--- BEGIN INPUT ROWS ---

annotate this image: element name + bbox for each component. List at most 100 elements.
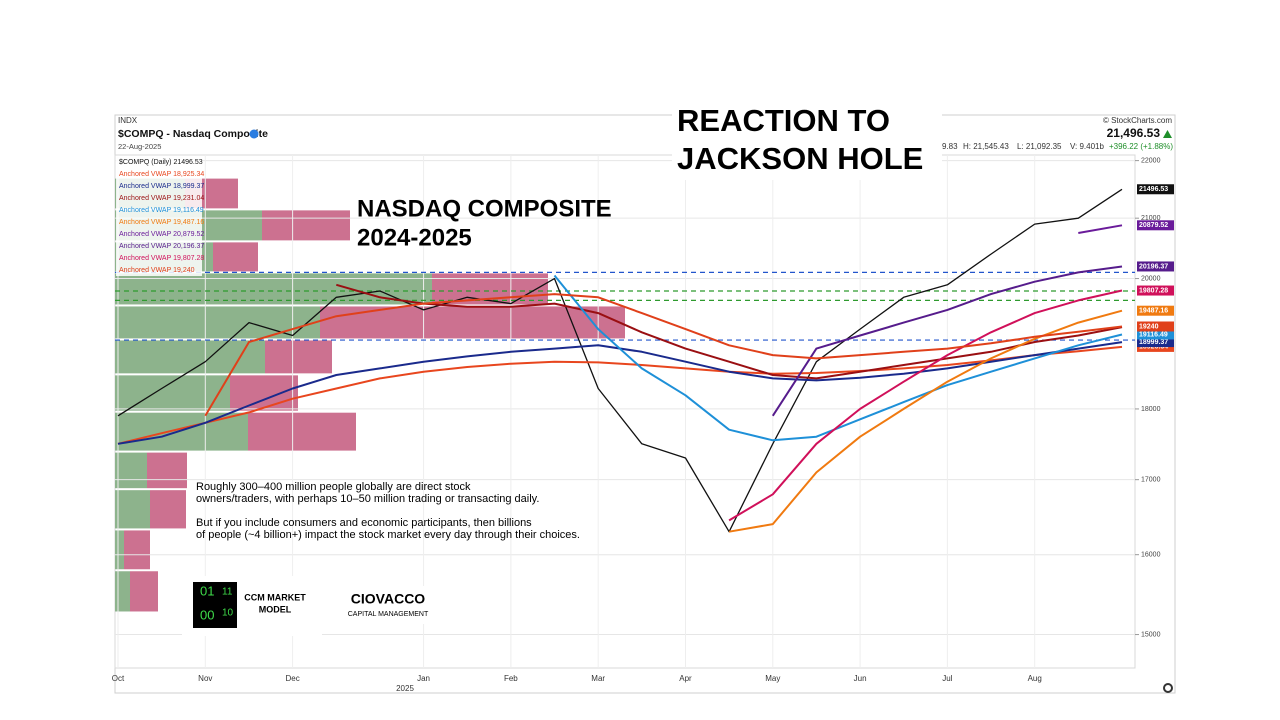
note: of people (~4 billion+) impact the stock… xyxy=(196,529,580,541)
legend-entry: Anchored VWAP 19,807.28 xyxy=(119,255,204,262)
end-label: 19116.49 xyxy=(1139,331,1168,338)
y-tick-label: 20000 xyxy=(1141,275,1161,282)
x-tick-label: Jan xyxy=(417,674,430,683)
legend-entry: Anchored VWAP 19,116.49 xyxy=(119,207,204,214)
profile-down xyxy=(230,375,298,411)
x-tick-label: Feb xyxy=(504,674,518,683)
x-tick-label: Apr xyxy=(679,674,692,683)
profile-up xyxy=(115,452,147,489)
logo-digit: 01 xyxy=(200,583,214,598)
x-tick-label: Dec xyxy=(285,674,299,683)
y-tick-label: 15000 xyxy=(1141,631,1161,638)
stat: V: 9.401b xyxy=(1070,142,1105,151)
x-tick-label: May xyxy=(765,674,780,683)
x-tick-label: Mar xyxy=(591,674,605,683)
profile-down xyxy=(248,412,356,451)
chart-heading: 2024-2025 xyxy=(357,224,472,251)
y-tick-label: 16000 xyxy=(1141,552,1161,559)
legend-box xyxy=(116,156,202,276)
series-line xyxy=(117,188,1123,533)
profile-down xyxy=(432,273,548,305)
stat: H: 21,545.43 xyxy=(963,142,1009,151)
logo-digit: 11 xyxy=(222,587,233,598)
legend-entry: Anchored VWAP 20,196.37 xyxy=(119,243,204,250)
end-label-bg xyxy=(1137,220,1174,231)
profile-up xyxy=(115,340,265,374)
labels: 15000 16000 17000 18000 20000 21000 22000 Oct No… xyxy=(112,156,1174,683)
legend-entry: Anchored VWAP 20,879.52 xyxy=(119,231,204,238)
logo-digit: 00 xyxy=(200,607,214,622)
end-label: 20879.52 xyxy=(1139,222,1168,229)
y-tick-label: 18000 xyxy=(1141,406,1161,413)
source: © StockCharts.com xyxy=(1103,116,1172,125)
series-lines xyxy=(117,188,1123,533)
chart-date: 22-Aug-2025 xyxy=(118,142,161,151)
note: But if you include consumers and economi… xyxy=(196,517,532,529)
logo-text: MODEL xyxy=(259,604,292,614)
note: owners/traders, with perhaps 10–50 milli… xyxy=(196,493,539,505)
ciovacco-logo-box xyxy=(338,586,438,624)
stat: L: 21,092.35 xyxy=(1017,142,1062,151)
last-price: 21,496.53 xyxy=(1107,126,1161,140)
series-line xyxy=(1078,224,1123,234)
x-tick-label: Oct xyxy=(112,674,125,683)
profile-down xyxy=(262,210,350,241)
y-tick-label: 17000 xyxy=(1141,477,1161,484)
series-line xyxy=(771,265,1123,417)
y-tick-label: 22000 xyxy=(1141,157,1161,164)
profile-up xyxy=(115,571,130,612)
end-label: 18925.34 xyxy=(1139,344,1168,351)
end-label: 19487.16 xyxy=(1139,308,1168,315)
series-line xyxy=(553,274,1123,442)
end-label: 18999.37 xyxy=(1139,339,1168,346)
series-line xyxy=(728,309,1123,533)
legend-entry: Anchored VWAP 19,487.16 xyxy=(119,219,204,226)
profile-down xyxy=(147,452,187,489)
end-label: 20196.37 xyxy=(1139,263,1168,270)
series-line xyxy=(336,283,1123,380)
profile-down xyxy=(265,340,332,374)
x-tick-label: Nov xyxy=(198,674,212,683)
x-tick-label: Aug xyxy=(1028,674,1042,683)
profile-down xyxy=(124,530,150,570)
end-label: 19807.28 xyxy=(1139,287,1168,294)
profile-down xyxy=(213,242,258,272)
overlay-box xyxy=(672,106,942,180)
end-label-bg xyxy=(1137,321,1174,332)
overlay-title: REACTION TO xyxy=(677,103,890,138)
profile-up xyxy=(115,306,320,339)
end-label-bg xyxy=(1137,285,1174,296)
legend-entry: Anchored VWAP 18,999.37 xyxy=(119,183,204,190)
legend-entry: $COMPQ (Daily) 21496.53 xyxy=(119,159,203,166)
note: Roughly 300–400 million people globally … xyxy=(196,481,471,493)
add-icon[interactable] xyxy=(249,129,259,139)
logo-text: CAPITAL MANAGEMENT xyxy=(348,611,429,618)
overlay-title: JACKSON HOLE xyxy=(677,141,923,176)
up-arrow xyxy=(1163,130,1172,138)
x-tick-label: Jul xyxy=(942,674,952,683)
x-tick-label: Jun xyxy=(854,674,867,683)
series-line xyxy=(728,289,1123,522)
end-label-bg xyxy=(1137,329,1174,340)
chart-heading: NASDAQ COMPOSITE xyxy=(357,195,612,222)
end-label-bg xyxy=(1137,184,1174,195)
profile-up xyxy=(115,273,432,305)
settings-icon[interactable] xyxy=(1163,683,1173,693)
end-label: 19240 xyxy=(1139,323,1159,330)
end-label-bg xyxy=(1137,305,1174,316)
legend-entry: Anchored VWAP 19,240 xyxy=(119,267,195,274)
y-tick-label: 21000 xyxy=(1141,215,1161,222)
legend-entry: Anchored VWAP 19,231.04 xyxy=(119,195,204,202)
profile-up xyxy=(115,412,248,451)
legend-entry: Anchored VWAP 18,925.34 xyxy=(119,171,204,178)
profile-down xyxy=(130,571,158,612)
logo-digit: 10 xyxy=(222,608,234,619)
ccm-logo-mark xyxy=(193,582,237,628)
profile-down xyxy=(150,490,186,529)
end-label-bg xyxy=(1137,261,1174,272)
exchange: INDX xyxy=(118,116,138,125)
chart-title: $COMPQ - Nasdaq Composite xyxy=(118,128,268,140)
profile-up xyxy=(115,530,124,570)
profile-up xyxy=(115,490,150,529)
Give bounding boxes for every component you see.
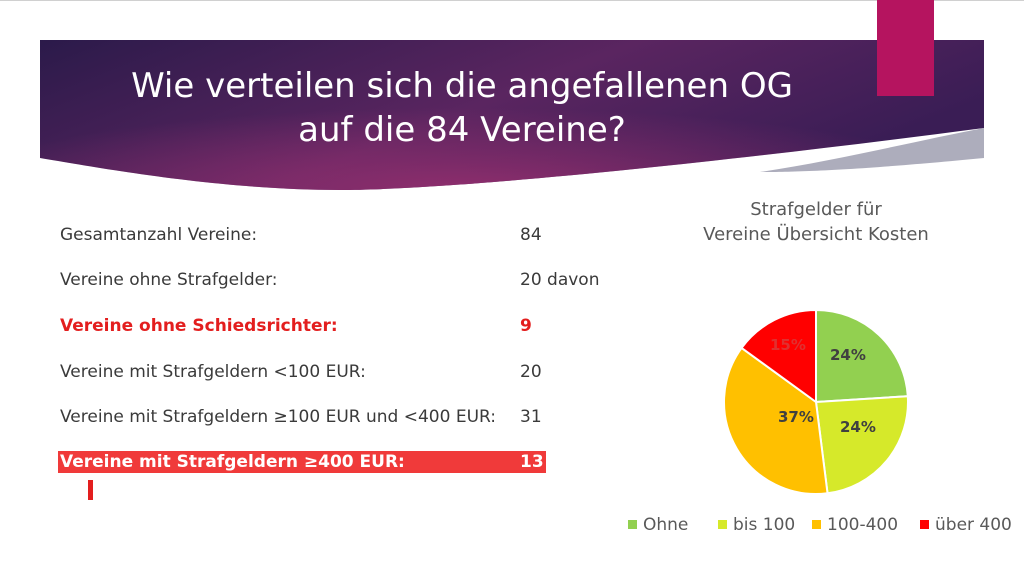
pie-slice-ohne [815, 308, 909, 404]
chart-title-line1: Strafgelder für [750, 199, 882, 220]
stat-row-no-referee: Vereine ohne Schiedsrichter: 9 [60, 315, 548, 337]
stat-value: 84 [520, 225, 542, 245]
stat-row-total: Gesamtanzahl Vereine: 84 [60, 224, 548, 246]
pie-data-label: 15% [770, 336, 806, 354]
stat-label: Vereine mit Strafgeldern <100 EUR: [60, 362, 366, 382]
stat-label: Vereine mit Strafgeldern ≥100 EUR und <4… [60, 407, 497, 427]
legend-swatch [718, 520, 727, 529]
stat-row-under-100: Vereine mit Strafgeldern <100 EUR: 20 [60, 361, 548, 383]
legend-swatch [920, 520, 929, 529]
pie-data-label: 24% [830, 346, 866, 364]
chart-title-line2: Vereine Übersicht Kosten [703, 224, 929, 245]
stat-label: Vereine mit Strafgeldern ≥400 EUR: [60, 452, 405, 472]
stat-value: 20 [520, 362, 542, 382]
pie-slice-bis-100 [814, 395, 909, 495]
pie-data-label: 37% [778, 408, 814, 426]
stat-row-100-400: Vereine mit Strafgeldern ≥100 EUR und <4… [60, 406, 548, 428]
stat-value: 31 [520, 407, 542, 427]
legend-item: über 400 [920, 512, 1012, 538]
stat-value: 9 [520, 316, 532, 336]
legend-label: bis 100 [733, 515, 796, 535]
pie-data-label: 24% [840, 418, 876, 436]
legend-swatch [812, 520, 821, 529]
pie-chart: 24% 24% 37% 15% [723, 308, 909, 495]
top-rule [0, 0, 1024, 1]
stat-row-over-400: Vereine mit Strafgeldern ≥400 EUR: 13 [58, 451, 546, 473]
accent-bar [877, 0, 934, 96]
chart-legend: Ohne bis 100 100-400 über 400 [620, 512, 1020, 538]
legend-item: bis 100 [718, 512, 795, 538]
text-cursor-mark [88, 480, 93, 500]
slide-title-line2: auf die 84 Vereine? [298, 110, 626, 150]
pie-slice--ber-400 [740, 308, 817, 404]
chart-title: Strafgelder für Vereine Übersicht Kosten [680, 197, 952, 247]
legend-item: Ohne [628, 512, 688, 538]
stat-value: 13 [520, 452, 544, 472]
stat-label: Vereine ohne Strafgelder: [60, 270, 278, 290]
legend-label: Ohne [643, 515, 689, 535]
title-banner [40, 40, 984, 190]
stat-row-no-fines: Vereine ohne Strafgelder: 20 davon [60, 269, 599, 291]
slide-title: Wie verteilen sich die angefallenen OG a… [40, 64, 884, 152]
legend-label: über 400 [935, 515, 1012, 535]
stat-value: 20 davon [520, 270, 600, 290]
legend-label: 100-400 [827, 515, 899, 535]
stat-label: Vereine ohne Schiedsrichter: [60, 316, 338, 336]
pie-slice-100-400 [723, 346, 829, 495]
legend-swatch [628, 520, 637, 529]
stat-label: Gesamtanzahl Vereine: [60, 225, 258, 245]
legend-item: 100-400 [812, 512, 898, 538]
slide-title-line1: Wie verteilen sich die angefallenen OG [131, 66, 793, 106]
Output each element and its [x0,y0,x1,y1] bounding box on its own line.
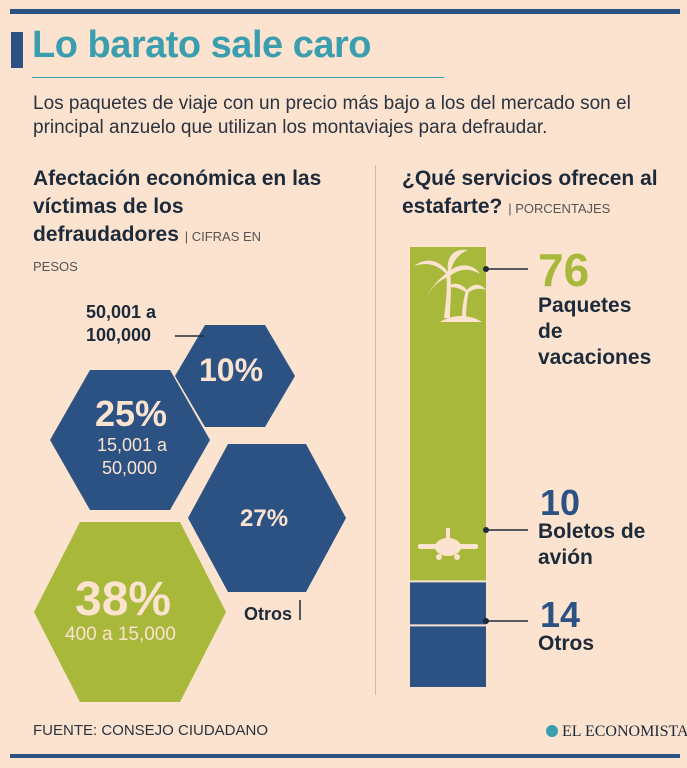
hex-25-pct: 25% [95,393,168,434]
brand-name: EL ECONOMISTA [562,723,687,740]
hex-38 [34,522,226,702]
bar-10-label-1: Boletos de [538,520,646,543]
right-chart-heading: ¿Qué servicios ofrecen al estafarte? | P… [402,165,682,223]
bar-segment-14 [410,625,486,687]
title-underline [32,77,444,78]
bar-leader-dot-10 [483,527,489,533]
title-accent-bar [11,32,23,68]
bar-10-value: 10 [540,482,581,523]
bar-76-label-1: Paquetes [538,294,632,317]
hex-10-range-line2: 100,000 [86,325,152,345]
airplane-icon [418,528,478,560]
hex-25 [50,370,210,510]
brand-logo: EL ECONOMISTA [546,723,687,741]
brand-icon [546,725,558,737]
right-chart-unit: | PORCENTAJES [508,201,611,216]
bar-14-label: Otros [538,632,595,655]
source-note: FUENTE: CONSEJO CIUDADANO [33,722,269,739]
hex-38-pct: 38% [75,573,172,626]
hex-10 [175,325,295,427]
bar-14-value: 14 [540,594,581,635]
page-subtitle: Los paquetes de viaje con un precio más … [33,93,631,138]
column-divider [375,165,376,695]
bar-10-label-2: avión [538,546,593,569]
hex-25-range-line1: 15,001 a [97,435,168,455]
bar-76-value: 76 [538,244,590,296]
bar-76-label-3: vacaciones [538,346,652,369]
right-chart-title: ¿Qué servicios ofrecen al estafarte? [402,167,658,218]
hex-25-range-line2: 50,000 [102,458,158,478]
hex-27-pct: 27% [240,505,289,532]
hex-27-range: Otros [244,604,293,624]
hex-27 [188,444,346,592]
bar-leader-dot-76 [483,266,489,272]
hex-10-pct: 10% [199,352,264,388]
left-chart-title: Afectación económica en las víctimas de … [33,167,322,246]
hex-10-range-line1: 50,001 a [86,302,157,322]
bar-76-label-2: de [538,320,563,343]
left-chart-unit: | CIFRAS EN [184,229,262,244]
hex-38-range: 400 a 15,000 [65,624,176,645]
bar-leader-dot-14 [483,618,489,624]
bottom-rule [10,754,680,758]
left-chart-unit-cont: PESOS [33,259,78,274]
bar-segment-10 [410,581,486,626]
page-title: Lo barato sale caro [32,24,371,66]
left-chart-heading: Afectación económica en las víctimas de … [33,165,333,251]
palm-tree-icon [414,249,486,322]
top-rule [10,9,680,14]
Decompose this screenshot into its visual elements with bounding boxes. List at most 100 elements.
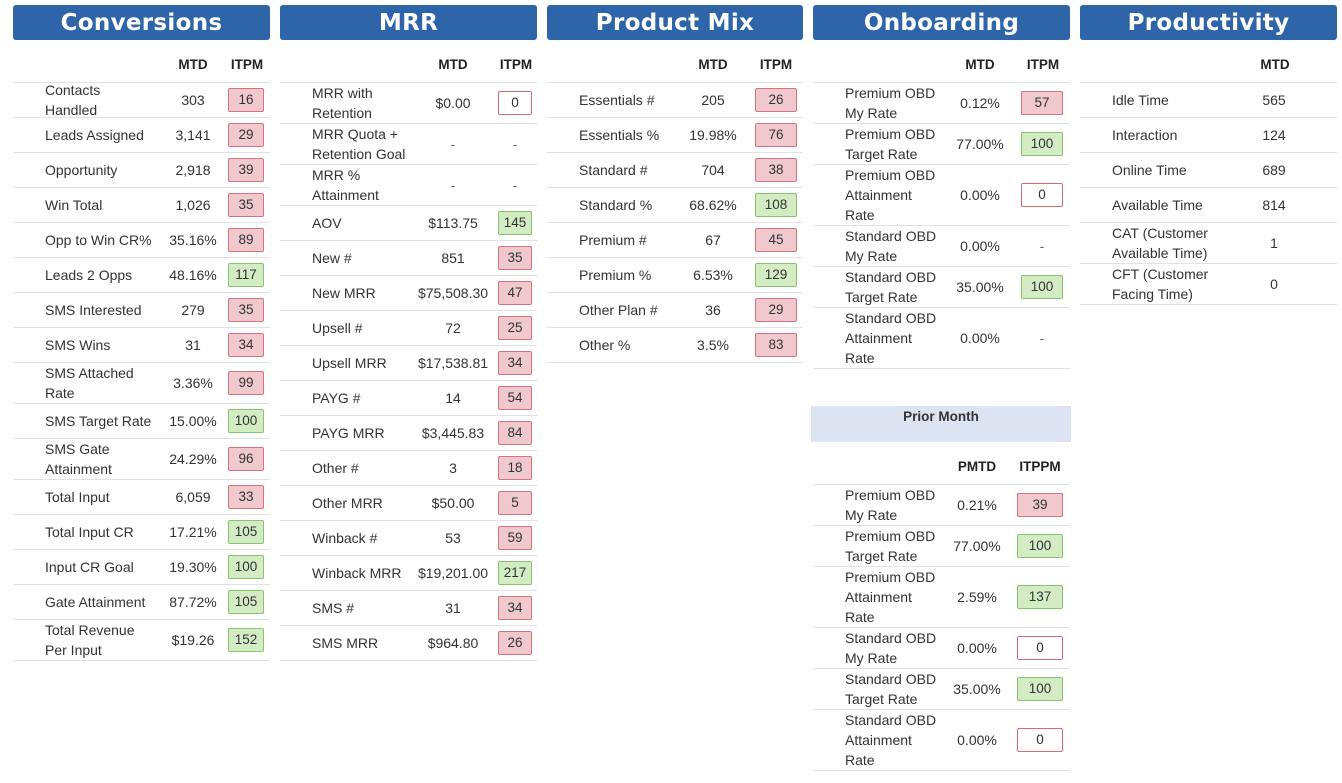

--- END INPUT ROWS ---

DIRECTION =
Which entry lines run from the line with "note: of people" up to and including the line with "y-tick-label: 15000 xyxy=(1141,631,1161,638)"? Copy them word for word.

FINAL RESULT =
note: of people (~4 billion+) impact the stock… xyxy=(196,529,580,541)
legend-entry: Anchored VWAP 19,807.28 xyxy=(119,255,204,262)
end-label: 19116.49 xyxy=(1139,331,1168,338)
y-tick-label: 20000 xyxy=(1141,275,1161,282)
x-tick-label: Jan xyxy=(417,674,430,683)
legend-entry: Anchored VWAP 19,116.49 xyxy=(119,207,204,214)
profile-down xyxy=(230,375,298,411)
x-tick-label: Feb xyxy=(504,674,518,683)
x-tick-label: Apr xyxy=(679,674,692,683)
profile-up xyxy=(115,452,147,489)
logo-digit: 01 xyxy=(200,583,214,598)
x-tick-label: Dec xyxy=(285,674,299,683)
y-tick-label: 15000 xyxy=(1141,631,1161,638)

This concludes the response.